> SUPPLIED RECORDS
------------------------------------------------
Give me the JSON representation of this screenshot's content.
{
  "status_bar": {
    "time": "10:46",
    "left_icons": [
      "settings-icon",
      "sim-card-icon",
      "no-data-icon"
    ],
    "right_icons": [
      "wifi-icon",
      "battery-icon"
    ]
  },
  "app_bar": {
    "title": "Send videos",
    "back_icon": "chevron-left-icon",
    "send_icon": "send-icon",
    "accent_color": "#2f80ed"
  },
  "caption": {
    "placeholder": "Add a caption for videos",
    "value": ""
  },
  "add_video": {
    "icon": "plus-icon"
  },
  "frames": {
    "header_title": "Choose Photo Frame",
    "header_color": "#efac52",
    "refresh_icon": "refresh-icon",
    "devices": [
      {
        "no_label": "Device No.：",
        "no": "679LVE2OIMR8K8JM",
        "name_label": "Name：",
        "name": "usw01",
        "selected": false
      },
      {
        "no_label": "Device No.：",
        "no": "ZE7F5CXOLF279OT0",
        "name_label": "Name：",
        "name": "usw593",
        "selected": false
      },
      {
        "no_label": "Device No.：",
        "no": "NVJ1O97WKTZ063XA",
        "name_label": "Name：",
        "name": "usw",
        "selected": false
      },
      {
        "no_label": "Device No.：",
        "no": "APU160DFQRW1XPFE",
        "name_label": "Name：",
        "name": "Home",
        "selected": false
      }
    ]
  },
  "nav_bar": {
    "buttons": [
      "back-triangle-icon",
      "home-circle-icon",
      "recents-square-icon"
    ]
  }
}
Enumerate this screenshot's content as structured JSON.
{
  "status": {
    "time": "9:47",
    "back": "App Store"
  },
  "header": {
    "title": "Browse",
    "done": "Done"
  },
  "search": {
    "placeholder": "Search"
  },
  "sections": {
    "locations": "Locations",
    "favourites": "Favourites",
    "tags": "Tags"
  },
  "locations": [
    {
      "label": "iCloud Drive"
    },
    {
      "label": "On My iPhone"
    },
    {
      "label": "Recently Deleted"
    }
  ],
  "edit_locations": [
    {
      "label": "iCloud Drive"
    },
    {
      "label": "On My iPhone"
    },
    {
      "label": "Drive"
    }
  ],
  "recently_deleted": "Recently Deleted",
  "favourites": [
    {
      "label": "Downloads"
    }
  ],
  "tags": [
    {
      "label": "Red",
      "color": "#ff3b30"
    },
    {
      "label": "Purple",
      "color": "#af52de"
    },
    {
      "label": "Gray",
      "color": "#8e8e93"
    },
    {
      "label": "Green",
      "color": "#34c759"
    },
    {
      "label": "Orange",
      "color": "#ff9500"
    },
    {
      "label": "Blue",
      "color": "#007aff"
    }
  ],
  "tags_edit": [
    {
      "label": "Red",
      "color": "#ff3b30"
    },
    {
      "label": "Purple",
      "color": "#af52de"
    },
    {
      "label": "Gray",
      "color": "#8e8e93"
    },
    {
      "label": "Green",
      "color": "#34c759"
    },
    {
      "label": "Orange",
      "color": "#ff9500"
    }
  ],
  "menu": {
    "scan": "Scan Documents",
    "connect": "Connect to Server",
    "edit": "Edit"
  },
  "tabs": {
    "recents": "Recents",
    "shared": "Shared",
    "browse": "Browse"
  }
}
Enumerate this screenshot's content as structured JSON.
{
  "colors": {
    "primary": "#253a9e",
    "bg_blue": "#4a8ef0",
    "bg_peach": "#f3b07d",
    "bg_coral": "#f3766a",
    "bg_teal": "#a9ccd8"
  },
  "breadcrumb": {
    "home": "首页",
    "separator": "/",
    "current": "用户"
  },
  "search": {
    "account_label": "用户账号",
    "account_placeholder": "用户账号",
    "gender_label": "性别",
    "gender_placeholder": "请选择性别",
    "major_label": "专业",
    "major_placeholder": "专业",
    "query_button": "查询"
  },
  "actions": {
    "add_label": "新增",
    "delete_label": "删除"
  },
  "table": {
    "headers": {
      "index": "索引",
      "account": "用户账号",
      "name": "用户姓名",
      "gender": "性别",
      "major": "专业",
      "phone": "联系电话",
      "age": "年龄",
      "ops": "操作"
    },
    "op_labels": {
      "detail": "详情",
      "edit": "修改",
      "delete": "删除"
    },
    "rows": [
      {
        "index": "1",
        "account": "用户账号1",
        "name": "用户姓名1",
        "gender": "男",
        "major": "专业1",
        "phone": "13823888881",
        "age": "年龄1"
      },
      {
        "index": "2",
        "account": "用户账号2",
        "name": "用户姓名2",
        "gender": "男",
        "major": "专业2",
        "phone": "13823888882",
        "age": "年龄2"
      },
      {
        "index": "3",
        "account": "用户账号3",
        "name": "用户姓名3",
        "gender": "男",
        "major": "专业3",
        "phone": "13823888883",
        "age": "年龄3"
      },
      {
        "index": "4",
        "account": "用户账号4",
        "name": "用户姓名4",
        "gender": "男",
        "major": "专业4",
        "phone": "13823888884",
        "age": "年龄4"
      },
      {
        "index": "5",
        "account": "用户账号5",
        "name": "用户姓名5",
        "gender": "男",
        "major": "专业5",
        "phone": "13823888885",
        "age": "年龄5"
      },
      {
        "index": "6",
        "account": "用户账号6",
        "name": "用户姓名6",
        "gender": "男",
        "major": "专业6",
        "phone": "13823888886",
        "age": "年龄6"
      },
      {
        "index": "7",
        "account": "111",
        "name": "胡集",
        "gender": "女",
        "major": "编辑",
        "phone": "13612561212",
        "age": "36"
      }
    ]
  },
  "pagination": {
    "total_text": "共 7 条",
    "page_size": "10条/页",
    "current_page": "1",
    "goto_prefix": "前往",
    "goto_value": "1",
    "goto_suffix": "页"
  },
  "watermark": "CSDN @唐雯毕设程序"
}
------------------------------------------------
> GIVEN REQUEST
Please repeat the listing exactly, with nothing left out.

> EXERCISE ANSWER
Give me the JSON representation of this screenshot's content.
{
  "status_bar": {
    "time": "10:46",
    "left_icons": [
      "settings-icon",
      "sim-card-icon",
      "no-data-icon"
    ],
    "right_icons": [
      "wifi-icon",
      "battery-icon"
    ]
  },
  "app_bar": {
    "title": "Send videos",
    "back_icon": "chevron-left-icon",
    "send_icon": "send-icon",
    "accent_color": "#2f80ed"
  },
  "caption": {
    "placeholder": "Add a caption for videos",
    "value": ""
  },
  "add_video": {
    "icon": "plus-icon"
  },
  "frames": {
    "header_title": "Choose Photo Frame",
    "header_color": "#efac52",
    "refresh_icon": "refresh-icon",
    "devices": [
      {
        "no_label": "Device No.：",
        "no": "679LVE2OIMR8K8JM",
        "name_label": "Name：",
        "name": "usw01",
        "selected": false
      },
      {
        "no_label": "Device No.：",
        "no": "ZE7F5CXOLF279OT0",
        "name_label": "Name：",
        "name": "usw593",
        "selected": false
      },
      {
        "no_label": "Device No.：",
        "no": "NVJ1O97WKTZ063XA",
        "name_label": "Name：",
        "name": "usw",
        "selected": false
      },
      {
        "no_label": "Device No.：",
        "no": "APU160DFQRW1XPFE",
        "name_label": "Name：",
        "name": "Home",
        "selected": false
      }
    ]
  },
  "nav_bar": {
    "buttons": [
      "back-triangle-icon",
      "home-circle-icon",
      "recents-square-icon"
    ]
  }
}
Enumerate this screenshot's content as structured JSON.
{
  "status": {
    "time": "9:47",
    "back": "App Store"
  },
  "header": {
    "title": "Browse",
    "done": "Done"
  },
  "search": {
    "placeholder": "Search"
  },
  "sections": {
    "locations": "Locations",
    "favourites": "Favourites",
    "tags": "Tags"
  },
  "locations": [
    {
      "label": "iCloud Drive"
    },
    {
      "label": "On My iPhone"
    },
    {
      "label": "Recently Deleted"
    }
  ],
  "edit_locations": [
    {
      "label": "iCloud Drive"
    },
    {
      "label": "On My iPhone"
    },
    {
      "label": "Drive"
    }
  ],
  "recently_deleted": "Recently Deleted",
  "favourites": [
    {
      "label": "Downloads"
    }
  ],
  "tags": [
    {
      "label": "Red",
      "color": "#ff3b30"
    },
    {
      "label": "Purple",
      "color": "#af52de"
    },
    {
      "label": "Gray",
      "color": "#8e8e93"
    },
    {
      "label": "Green",
      "color": "#34c759"
    },
    {
      "label": "Orange",
      "color": "#ff9500"
    },
    {
      "label": "Blue",
      "color": "#007aff"
    }
  ],
  "tags_edit": [
    {
      "label": "Red",
      "color": "#ff3b30"
    },
    {
      "label": "Purple",
      "color": "#af52de"
    },
    {
      "label": "Gray",
      "color": "#8e8e93"
    },
    {
      "label": "Green",
      "color": "#34c759"
    },
    {
      "label": "Orange",
      "color": "#ff9500"
    }
  ],
  "menu": {
    "scan": "Scan Documents",
    "connect": "Connect to Server",
    "edit": "Edit"
  },
  "tabs": {
    "recents": "Recents",
    "shared": "Shared",
    "browse": "Browse"
  }
}
Enumerate this screenshot's content as structured JSON.
{
  "colors": {
    "primary": "#253a9e",
    "bg_blue": "#4a8ef0",
    "bg_peach": "#f3b07d",
    "bg_coral": "#f3766a",
    "bg_teal": "#a9ccd8"
  },
  "breadcrumb": {
    "home": "首页",
    "separator": "/",
    "current": "用户"
  },
  "search": {
    "account_label": "用户账号",
    "account_placeholder": "用户账号",
    "gender_label": "性别",
    "gender_placeholder": "请选择性别",
    "major_label": "专业",
    "major_placeholder": "专业",
    "query_button": "查询"
  },
  "actions": {
    "add_label": "新增",
    "delete_label": "删除"
  },
  "table": {
    "headers": {
      "index": "索引",
      "account": "用户账号",
      "name": "用户姓名",
      "gender": "性别",
      "major": "专业",
      "phone": "联系电话",
      "age": "年龄",
      "ops": "操作"
    },
    "op_labels": {
      "detail": "详情",
      "edit": "修改",
      "delete": "删除"
    },
    "rows": [
      {
        "index": "1",
        "account": "用户账号1",
        "name": "用户姓名1",
        "gender": "男",
        "major": "专业1",
        "phone": "13823888881",
        "age": "年龄1"
      },
      {
        "index": "2",
        "account": "用户账号2",
        "name": "用户姓名2",
        "gender": "男",
        "major": "专业2",
        "phone": "13823888882",
        "age": "年龄2"
      },
      {
        "index": "3",
        "account": "用户账号3",
        "name": "用户姓名3",
        "gender": "男",
        "major": "专业3",
        "phone": "13823888883",
        "age": "年龄3"
      },
      {
        "index": "4",
        "account": "用户账号4",
        "name": "用户姓名4",
        "gender": "男",
        "major": "专业4",
        "phone": "13823888884",
        "age": "年龄4"
      },
      {
        "index": "5",
        "account": "用户账号5",
        "name": "用户姓名5",
        "gender": "男",
        "major": "专业5",
        "phone": "13823888885",
        "age": "年龄5"
      },
      {
        "index": "6",
        "account": "用户账号6",
        "name": "用户姓名6",
        "gender": "男",
        "major": "专业6",
        "phone": "13823888886",
        "age": "年龄6"
      },
      {
        "index": "7",
        "account": "111",
        "name": "胡集",
        "gender": "女",
        "major": "编辑",
        "phone": "13612561212",
        "age": "36"
      }
    ]
  },
  "pagination": {
    "total_text": "共 7 条",
    "page_size": "10条/页",
    "current_page": "1",
    "goto_prefix": "前往",
    "goto_value": "1",
    "goto_suffix": "页"
  },
  "watermark": "CSDN @唐雯毕设程序"
}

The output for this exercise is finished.